— Begin Entries shown —
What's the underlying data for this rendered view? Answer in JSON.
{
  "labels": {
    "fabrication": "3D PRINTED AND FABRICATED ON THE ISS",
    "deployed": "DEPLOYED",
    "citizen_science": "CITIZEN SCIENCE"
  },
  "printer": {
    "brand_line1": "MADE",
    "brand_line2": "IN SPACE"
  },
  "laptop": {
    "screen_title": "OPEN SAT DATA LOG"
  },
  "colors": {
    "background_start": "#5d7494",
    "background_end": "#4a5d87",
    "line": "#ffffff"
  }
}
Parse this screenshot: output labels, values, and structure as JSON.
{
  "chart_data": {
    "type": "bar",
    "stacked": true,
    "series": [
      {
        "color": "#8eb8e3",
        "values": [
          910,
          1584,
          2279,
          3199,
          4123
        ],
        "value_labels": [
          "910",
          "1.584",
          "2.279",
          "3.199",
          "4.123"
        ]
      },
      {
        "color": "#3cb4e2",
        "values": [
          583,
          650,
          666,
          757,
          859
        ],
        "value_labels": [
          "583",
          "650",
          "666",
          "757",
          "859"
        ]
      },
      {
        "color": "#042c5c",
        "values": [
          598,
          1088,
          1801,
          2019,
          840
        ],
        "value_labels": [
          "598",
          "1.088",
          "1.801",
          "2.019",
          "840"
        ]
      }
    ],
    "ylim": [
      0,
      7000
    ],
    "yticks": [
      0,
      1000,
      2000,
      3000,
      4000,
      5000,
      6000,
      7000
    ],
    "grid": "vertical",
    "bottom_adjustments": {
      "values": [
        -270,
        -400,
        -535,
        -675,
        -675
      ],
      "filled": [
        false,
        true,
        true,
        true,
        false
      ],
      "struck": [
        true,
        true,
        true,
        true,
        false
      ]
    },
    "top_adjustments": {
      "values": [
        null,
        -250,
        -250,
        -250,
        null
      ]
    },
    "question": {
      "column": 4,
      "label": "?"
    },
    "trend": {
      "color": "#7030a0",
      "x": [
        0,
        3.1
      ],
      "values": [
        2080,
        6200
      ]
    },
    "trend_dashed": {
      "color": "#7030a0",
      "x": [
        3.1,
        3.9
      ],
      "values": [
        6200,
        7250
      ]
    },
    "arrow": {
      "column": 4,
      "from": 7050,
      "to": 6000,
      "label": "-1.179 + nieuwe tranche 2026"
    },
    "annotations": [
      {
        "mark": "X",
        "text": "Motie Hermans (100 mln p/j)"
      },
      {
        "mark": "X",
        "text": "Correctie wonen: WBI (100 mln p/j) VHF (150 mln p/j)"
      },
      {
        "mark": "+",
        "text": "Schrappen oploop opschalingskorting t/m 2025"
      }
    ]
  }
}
— End Entries shown —
Each line containing the word "this" counts once; report the total alone.

2